> **Written problem**
Please retype the records below exactly, leaving out any pictures.

> **Data in this exercise**
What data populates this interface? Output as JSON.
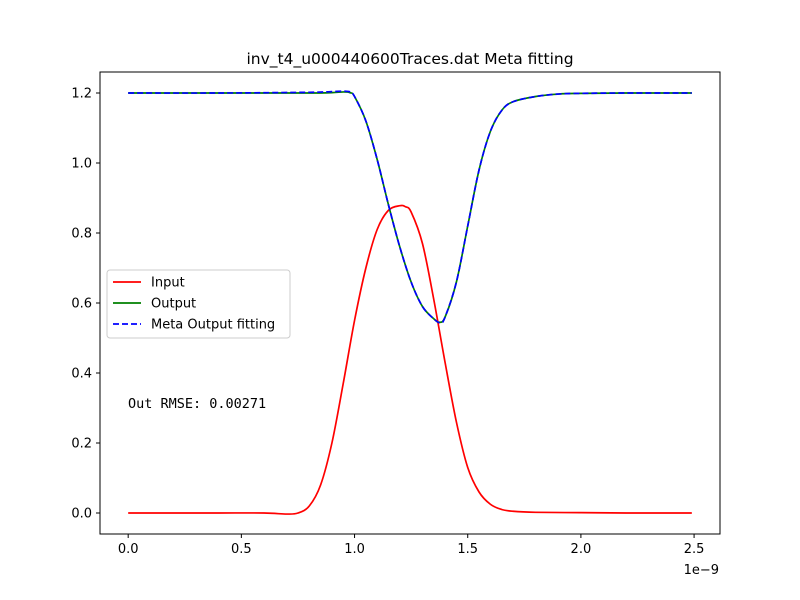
{
  "chart_data": {
    "type": "line",
    "title": "inv_t4_u000440600Traces.dat Meta fitting",
    "xlabel": "",
    "ylabel": "",
    "x_offset_label": "1e−9",
    "xlim": [
      -0.1245,
      2.6145
    ],
    "ylim": [
      -0.06,
      1.26
    ],
    "x_ticks": [
      0.0,
      0.5,
      1.0,
      1.5,
      2.0,
      2.5
    ],
    "x_tick_labels": [
      "0.0",
      "0.5",
      "1.0",
      "1.5",
      "2.0",
      "2.5"
    ],
    "y_ticks": [
      0.0,
      0.2,
      0.4,
      0.6,
      0.8,
      1.0,
      1.2
    ],
    "y_tick_labels": [
      "0.0",
      "0.2",
      "0.4",
      "0.6",
      "0.8",
      "1.0",
      "1.2"
    ],
    "grid": false,
    "legend": {
      "location": "center-left"
    },
    "annotation": "Out RMSE: 0.00271",
    "series": [
      {
        "name": "Input",
        "color": "#ff0000",
        "style": "solid",
        "x": [
          0.0,
          0.2,
          0.4,
          0.6,
          0.7,
          0.75,
          0.8,
          0.85,
          0.9,
          0.95,
          1.0,
          1.05,
          1.1,
          1.15,
          1.2,
          1.225,
          1.25,
          1.3,
          1.35,
          1.4,
          1.45,
          1.5,
          1.55,
          1.6,
          1.65,
          1.7,
          1.8,
          2.0,
          2.2,
          2.49
        ],
        "values": [
          0.0,
          0.0,
          0.0,
          0.0,
          -0.003,
          0.0,
          0.02,
          0.08,
          0.2,
          0.37,
          0.55,
          0.7,
          0.81,
          0.865,
          0.878,
          0.875,
          0.86,
          0.77,
          0.61,
          0.43,
          0.26,
          0.13,
          0.06,
          0.025,
          0.01,
          0.005,
          0.002,
          0.001,
          0.0,
          0.0
        ]
      },
      {
        "name": "Output",
        "color": "#008000",
        "style": "solid",
        "x": [
          0.0,
          0.4,
          0.8,
          0.9,
          0.95,
          0.98,
          1.0,
          1.05,
          1.1,
          1.15,
          1.2,
          1.25,
          1.3,
          1.35,
          1.375,
          1.4,
          1.45,
          1.5,
          1.55,
          1.6,
          1.65,
          1.7,
          1.8,
          1.9,
          2.0,
          2.2,
          2.49
        ],
        "values": [
          1.2,
          1.2,
          1.2,
          1.201,
          1.203,
          1.201,
          1.19,
          1.12,
          1.01,
          0.88,
          0.76,
          0.66,
          0.59,
          0.555,
          0.545,
          0.56,
          0.66,
          0.82,
          0.98,
          1.09,
          1.15,
          1.175,
          1.19,
          1.197,
          1.199,
          1.2,
          1.2
        ]
      },
      {
        "name": "Meta Output fitting",
        "color": "#0000ff",
        "style": "dashed",
        "x": [
          0.0,
          0.4,
          0.8,
          0.9,
          0.95,
          0.98,
          1.0,
          1.05,
          1.1,
          1.15,
          1.2,
          1.25,
          1.3,
          1.35,
          1.38,
          1.4,
          1.45,
          1.5,
          1.55,
          1.6,
          1.65,
          1.7,
          1.8,
          1.9,
          2.0,
          2.2,
          2.49
        ],
        "values": [
          1.2,
          1.2,
          1.202,
          1.204,
          1.205,
          1.203,
          1.19,
          1.12,
          1.01,
          0.88,
          0.76,
          0.66,
          0.59,
          0.555,
          0.543,
          0.56,
          0.66,
          0.82,
          0.98,
          1.09,
          1.15,
          1.175,
          1.19,
          1.197,
          1.199,
          1.2,
          1.2
        ]
      }
    ]
  }
}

> **Final answer**
What data populates this interface? Output as JSON.
{
  "chart_data": {
    "type": "line",
    "title": "inv_t4_u000440600Traces.dat Meta fitting",
    "xlabel": "",
    "ylabel": "",
    "x_offset_label": "1e−9",
    "xlim": [
      -0.1245,
      2.6145
    ],
    "ylim": [
      -0.06,
      1.26
    ],
    "x_ticks": [
      0.0,
      0.5,
      1.0,
      1.5,
      2.0,
      2.5
    ],
    "x_tick_labels": [
      "0.0",
      "0.5",
      "1.0",
      "1.5",
      "2.0",
      "2.5"
    ],
    "y_ticks": [
      0.0,
      0.2,
      0.4,
      0.6,
      0.8,
      1.0,
      1.2
    ],
    "y_tick_labels": [
      "0.0",
      "0.2",
      "0.4",
      "0.6",
      "0.8",
      "1.0",
      "1.2"
    ],
    "grid": false,
    "legend": {
      "location": "center-left"
    },
    "annotation": "Out RMSE: 0.00271",
    "series": [
      {
        "name": "Input",
        "color": "#ff0000",
        "style": "solid",
        "x": [
          0.0,
          0.2,
          0.4,
          0.6,
          0.7,
          0.75,
          0.8,
          0.85,
          0.9,
          0.95,
          1.0,
          1.05,
          1.1,
          1.15,
          1.2,
          1.225,
          1.25,
          1.3,
          1.35,
          1.4,
          1.45,
          1.5,
          1.55,
          1.6,
          1.65,
          1.7,
          1.8,
          2.0,
          2.2,
          2.49
        ],
        "values": [
          0.0,
          0.0,
          0.0,
          0.0,
          -0.003,
          0.0,
          0.02,
          0.08,
          0.2,
          0.37,
          0.55,
          0.7,
          0.81,
          0.865,
          0.878,
          0.875,
          0.86,
          0.77,
          0.61,
          0.43,
          0.26,
          0.13,
          0.06,
          0.025,
          0.01,
          0.005,
          0.002,
          0.001,
          0.0,
          0.0
        ]
      },
      {
        "name": "Output",
        "color": "#008000",
        "style": "solid",
        "x": [
          0.0,
          0.4,
          0.8,
          0.9,
          0.95,
          0.98,
          1.0,
          1.05,
          1.1,
          1.15,
          1.2,
          1.25,
          1.3,
          1.35,
          1.375,
          1.4,
          1.45,
          1.5,
          1.55,
          1.6,
          1.65,
          1.7,
          1.8,
          1.9,
          2.0,
          2.2,
          2.49
        ],
        "values": [
          1.2,
          1.2,
          1.2,
          1.201,
          1.203,
          1.201,
          1.19,
          1.12,
          1.01,
          0.88,
          0.76,
          0.66,
          0.59,
          0.555,
          0.545,
          0.56,
          0.66,
          0.82,
          0.98,
          1.09,
          1.15,
          1.175,
          1.19,
          1.197,
          1.199,
          1.2,
          1.2
        ]
      },
      {
        "name": "Meta Output fitting",
        "color": "#0000ff",
        "style": "dashed",
        "x": [
          0.0,
          0.4,
          0.8,
          0.9,
          0.95,
          0.98,
          1.0,
          1.05,
          1.1,
          1.15,
          1.2,
          1.25,
          1.3,
          1.35,
          1.38,
          1.4,
          1.45,
          1.5,
          1.55,
          1.6,
          1.65,
          1.7,
          1.8,
          1.9,
          2.0,
          2.2,
          2.49
        ],
        "values": [
          1.2,
          1.2,
          1.202,
          1.204,
          1.205,
          1.203,
          1.19,
          1.12,
          1.01,
          0.88,
          0.76,
          0.66,
          0.59,
          0.555,
          0.543,
          0.56,
          0.66,
          0.82,
          0.98,
          1.09,
          1.15,
          1.175,
          1.19,
          1.197,
          1.199,
          1.2,
          1.2
        ]
      }
    ]
  }
}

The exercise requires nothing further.